----- Stored rows -----
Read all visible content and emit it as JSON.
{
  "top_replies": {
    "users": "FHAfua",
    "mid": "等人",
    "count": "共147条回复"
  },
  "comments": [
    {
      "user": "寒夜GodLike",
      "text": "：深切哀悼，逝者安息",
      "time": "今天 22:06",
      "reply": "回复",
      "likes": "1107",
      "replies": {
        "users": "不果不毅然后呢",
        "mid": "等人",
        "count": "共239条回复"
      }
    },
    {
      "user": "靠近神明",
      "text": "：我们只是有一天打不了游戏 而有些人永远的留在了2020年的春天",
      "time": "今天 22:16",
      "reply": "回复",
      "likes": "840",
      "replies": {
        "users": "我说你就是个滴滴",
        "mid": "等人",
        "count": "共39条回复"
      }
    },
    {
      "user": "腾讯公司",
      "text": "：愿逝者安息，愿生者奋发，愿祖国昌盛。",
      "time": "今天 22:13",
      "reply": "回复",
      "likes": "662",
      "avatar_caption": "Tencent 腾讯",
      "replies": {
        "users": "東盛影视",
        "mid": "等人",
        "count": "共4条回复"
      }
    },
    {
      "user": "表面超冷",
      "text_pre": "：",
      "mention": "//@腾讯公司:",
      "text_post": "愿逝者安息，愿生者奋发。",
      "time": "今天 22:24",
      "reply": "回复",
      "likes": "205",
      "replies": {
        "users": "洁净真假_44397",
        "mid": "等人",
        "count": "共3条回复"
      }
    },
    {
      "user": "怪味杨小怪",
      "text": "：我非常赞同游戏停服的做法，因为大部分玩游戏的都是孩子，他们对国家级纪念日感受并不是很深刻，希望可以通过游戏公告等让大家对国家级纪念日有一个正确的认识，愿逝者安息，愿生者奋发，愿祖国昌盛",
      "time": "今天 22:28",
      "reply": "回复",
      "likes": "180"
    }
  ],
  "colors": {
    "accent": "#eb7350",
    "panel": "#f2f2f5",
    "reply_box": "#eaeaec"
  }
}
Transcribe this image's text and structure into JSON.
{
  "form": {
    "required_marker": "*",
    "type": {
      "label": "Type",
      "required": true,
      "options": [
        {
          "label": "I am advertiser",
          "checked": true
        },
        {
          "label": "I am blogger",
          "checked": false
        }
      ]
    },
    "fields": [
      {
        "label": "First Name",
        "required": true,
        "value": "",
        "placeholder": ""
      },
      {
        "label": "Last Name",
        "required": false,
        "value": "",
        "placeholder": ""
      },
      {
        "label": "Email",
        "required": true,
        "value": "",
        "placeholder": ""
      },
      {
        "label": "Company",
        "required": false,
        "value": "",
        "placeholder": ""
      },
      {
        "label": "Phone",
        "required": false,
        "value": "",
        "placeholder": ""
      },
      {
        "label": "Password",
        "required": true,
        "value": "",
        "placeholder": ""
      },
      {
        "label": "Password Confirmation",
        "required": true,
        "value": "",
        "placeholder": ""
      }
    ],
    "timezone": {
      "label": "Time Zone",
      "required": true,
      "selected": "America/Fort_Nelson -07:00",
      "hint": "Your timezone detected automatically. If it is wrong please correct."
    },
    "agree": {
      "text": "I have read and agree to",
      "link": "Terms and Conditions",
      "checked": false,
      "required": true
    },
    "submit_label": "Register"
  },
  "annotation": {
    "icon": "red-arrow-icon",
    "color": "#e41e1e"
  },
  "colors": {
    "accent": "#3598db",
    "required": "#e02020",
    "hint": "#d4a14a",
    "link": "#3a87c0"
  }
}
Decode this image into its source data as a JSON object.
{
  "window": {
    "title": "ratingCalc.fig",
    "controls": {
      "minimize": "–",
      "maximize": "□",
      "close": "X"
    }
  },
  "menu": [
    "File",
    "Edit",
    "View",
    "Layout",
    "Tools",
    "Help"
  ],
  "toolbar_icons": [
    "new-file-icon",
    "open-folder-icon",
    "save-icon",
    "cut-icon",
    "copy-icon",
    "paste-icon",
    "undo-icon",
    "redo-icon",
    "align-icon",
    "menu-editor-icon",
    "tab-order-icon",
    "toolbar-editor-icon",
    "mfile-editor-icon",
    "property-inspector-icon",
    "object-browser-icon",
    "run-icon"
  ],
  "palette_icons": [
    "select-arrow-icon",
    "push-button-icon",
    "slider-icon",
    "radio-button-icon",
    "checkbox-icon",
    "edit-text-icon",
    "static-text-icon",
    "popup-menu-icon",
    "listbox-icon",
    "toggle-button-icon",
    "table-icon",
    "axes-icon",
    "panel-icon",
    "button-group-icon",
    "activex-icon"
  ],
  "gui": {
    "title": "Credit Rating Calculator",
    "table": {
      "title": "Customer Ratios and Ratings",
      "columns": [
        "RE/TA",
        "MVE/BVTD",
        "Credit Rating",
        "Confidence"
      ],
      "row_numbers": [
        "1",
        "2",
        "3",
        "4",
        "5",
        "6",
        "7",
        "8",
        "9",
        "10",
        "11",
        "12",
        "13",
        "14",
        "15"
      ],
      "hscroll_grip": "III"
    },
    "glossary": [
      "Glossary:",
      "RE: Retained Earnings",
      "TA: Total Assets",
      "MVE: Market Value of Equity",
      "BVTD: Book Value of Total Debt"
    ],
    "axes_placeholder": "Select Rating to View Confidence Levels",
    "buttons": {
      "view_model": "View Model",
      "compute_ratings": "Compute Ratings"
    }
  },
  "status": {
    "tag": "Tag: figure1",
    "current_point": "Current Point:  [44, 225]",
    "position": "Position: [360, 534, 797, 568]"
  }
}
-----
----- Stored rows -----
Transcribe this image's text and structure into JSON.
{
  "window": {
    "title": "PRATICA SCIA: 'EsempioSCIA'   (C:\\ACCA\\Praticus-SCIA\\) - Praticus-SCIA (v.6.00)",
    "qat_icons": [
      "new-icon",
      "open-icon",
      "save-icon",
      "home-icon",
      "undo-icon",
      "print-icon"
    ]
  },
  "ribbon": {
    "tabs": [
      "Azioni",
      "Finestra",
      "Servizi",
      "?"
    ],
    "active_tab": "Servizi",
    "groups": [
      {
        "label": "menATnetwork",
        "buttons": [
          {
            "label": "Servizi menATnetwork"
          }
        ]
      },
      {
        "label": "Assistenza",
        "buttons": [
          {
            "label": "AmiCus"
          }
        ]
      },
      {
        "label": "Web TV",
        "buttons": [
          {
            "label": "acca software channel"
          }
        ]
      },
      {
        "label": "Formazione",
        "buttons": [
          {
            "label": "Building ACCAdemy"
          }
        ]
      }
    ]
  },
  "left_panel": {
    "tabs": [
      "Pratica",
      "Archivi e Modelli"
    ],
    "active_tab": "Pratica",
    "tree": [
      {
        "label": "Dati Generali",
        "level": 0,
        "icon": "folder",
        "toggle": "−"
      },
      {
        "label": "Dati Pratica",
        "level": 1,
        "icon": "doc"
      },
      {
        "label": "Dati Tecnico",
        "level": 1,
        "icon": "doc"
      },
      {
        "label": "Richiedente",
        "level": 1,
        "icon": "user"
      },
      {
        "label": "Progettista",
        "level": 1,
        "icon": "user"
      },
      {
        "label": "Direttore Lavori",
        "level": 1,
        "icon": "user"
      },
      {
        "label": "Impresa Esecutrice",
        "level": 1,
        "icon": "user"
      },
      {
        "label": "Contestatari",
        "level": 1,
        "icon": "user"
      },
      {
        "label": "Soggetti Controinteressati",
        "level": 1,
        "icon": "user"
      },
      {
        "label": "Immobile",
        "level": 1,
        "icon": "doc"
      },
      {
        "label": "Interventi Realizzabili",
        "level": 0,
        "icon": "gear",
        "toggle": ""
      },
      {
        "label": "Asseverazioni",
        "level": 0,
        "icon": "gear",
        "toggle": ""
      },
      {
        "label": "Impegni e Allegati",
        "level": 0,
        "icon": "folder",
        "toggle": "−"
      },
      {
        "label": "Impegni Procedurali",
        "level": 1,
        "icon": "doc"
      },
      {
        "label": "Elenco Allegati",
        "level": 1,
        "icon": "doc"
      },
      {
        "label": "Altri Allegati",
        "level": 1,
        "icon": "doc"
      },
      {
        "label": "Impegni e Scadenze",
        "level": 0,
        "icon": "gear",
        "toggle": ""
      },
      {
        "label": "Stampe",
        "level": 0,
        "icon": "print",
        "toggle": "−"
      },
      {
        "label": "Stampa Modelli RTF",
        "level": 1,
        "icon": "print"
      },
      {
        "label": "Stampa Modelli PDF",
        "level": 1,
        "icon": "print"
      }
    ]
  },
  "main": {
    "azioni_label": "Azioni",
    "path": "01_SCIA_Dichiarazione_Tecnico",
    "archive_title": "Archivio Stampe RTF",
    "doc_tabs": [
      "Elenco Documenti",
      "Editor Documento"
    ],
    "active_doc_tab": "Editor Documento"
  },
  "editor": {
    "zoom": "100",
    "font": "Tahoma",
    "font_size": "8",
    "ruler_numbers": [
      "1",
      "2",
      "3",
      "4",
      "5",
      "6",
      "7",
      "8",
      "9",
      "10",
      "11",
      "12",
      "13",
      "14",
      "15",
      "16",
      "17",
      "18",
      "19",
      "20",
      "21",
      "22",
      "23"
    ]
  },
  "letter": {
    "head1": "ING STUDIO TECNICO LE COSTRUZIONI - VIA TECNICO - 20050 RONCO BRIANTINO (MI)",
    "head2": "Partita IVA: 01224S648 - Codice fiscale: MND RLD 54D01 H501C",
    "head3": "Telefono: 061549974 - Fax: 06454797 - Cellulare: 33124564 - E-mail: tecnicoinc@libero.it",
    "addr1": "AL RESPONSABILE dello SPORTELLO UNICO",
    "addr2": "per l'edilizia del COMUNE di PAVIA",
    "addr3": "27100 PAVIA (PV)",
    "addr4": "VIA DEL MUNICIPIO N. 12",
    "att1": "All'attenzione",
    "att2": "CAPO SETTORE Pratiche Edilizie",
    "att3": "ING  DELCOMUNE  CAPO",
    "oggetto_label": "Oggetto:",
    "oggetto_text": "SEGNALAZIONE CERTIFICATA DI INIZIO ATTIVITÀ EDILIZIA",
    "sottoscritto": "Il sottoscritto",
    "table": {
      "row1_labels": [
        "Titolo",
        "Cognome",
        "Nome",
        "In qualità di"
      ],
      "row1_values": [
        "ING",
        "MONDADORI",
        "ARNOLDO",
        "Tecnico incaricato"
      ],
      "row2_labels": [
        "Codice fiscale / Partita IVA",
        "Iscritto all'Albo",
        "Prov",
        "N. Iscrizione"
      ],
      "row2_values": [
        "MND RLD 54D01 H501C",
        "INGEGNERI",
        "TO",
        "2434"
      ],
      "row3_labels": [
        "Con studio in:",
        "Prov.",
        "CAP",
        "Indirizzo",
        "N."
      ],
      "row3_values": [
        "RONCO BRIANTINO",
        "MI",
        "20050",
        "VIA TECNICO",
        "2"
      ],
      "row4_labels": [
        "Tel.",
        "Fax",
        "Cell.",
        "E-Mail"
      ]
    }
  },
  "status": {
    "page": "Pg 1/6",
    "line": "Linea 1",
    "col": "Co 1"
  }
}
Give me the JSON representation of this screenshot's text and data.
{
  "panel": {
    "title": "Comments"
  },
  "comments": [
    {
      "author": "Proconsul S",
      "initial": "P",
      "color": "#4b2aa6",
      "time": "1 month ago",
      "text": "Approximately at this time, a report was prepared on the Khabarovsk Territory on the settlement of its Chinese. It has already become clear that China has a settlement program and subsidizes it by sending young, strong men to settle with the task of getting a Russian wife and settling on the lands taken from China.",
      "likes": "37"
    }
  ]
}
-----
----- Stored rows -----
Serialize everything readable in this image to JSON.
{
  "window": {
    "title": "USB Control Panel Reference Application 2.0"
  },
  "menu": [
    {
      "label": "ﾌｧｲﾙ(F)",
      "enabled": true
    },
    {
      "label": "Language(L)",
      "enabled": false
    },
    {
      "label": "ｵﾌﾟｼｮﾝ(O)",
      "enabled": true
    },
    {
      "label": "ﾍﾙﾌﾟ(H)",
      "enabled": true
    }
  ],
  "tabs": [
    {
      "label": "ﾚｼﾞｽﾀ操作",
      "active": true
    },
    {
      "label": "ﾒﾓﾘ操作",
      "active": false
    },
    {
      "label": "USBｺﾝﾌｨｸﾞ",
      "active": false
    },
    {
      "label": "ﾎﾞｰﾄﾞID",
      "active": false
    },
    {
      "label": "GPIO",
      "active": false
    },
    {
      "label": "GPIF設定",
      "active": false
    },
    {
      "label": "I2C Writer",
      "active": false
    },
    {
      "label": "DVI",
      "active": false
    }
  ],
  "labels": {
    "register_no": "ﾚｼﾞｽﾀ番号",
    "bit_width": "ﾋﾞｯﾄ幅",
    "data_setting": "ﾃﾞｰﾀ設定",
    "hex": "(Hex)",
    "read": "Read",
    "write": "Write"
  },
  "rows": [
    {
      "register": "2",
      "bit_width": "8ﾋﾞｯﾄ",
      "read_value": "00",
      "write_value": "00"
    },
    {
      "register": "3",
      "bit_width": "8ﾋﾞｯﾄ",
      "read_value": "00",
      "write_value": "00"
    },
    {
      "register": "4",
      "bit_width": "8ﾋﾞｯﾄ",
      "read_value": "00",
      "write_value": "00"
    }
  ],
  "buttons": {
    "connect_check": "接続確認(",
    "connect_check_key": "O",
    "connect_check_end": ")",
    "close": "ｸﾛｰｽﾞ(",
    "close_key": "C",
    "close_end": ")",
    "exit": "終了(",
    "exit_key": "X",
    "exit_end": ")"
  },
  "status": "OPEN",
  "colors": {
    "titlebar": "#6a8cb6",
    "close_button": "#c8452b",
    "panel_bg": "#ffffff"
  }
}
-----
# Exercise details
Search the listing above for the string "image". Copy every line that contains it.

# Output
Transcribe this image's text and structure into JSON.
Decode this image into its source data as a JSON object.
Transcribe this image's text and structure into JSON.
Serialize everything readable in this image to JSON.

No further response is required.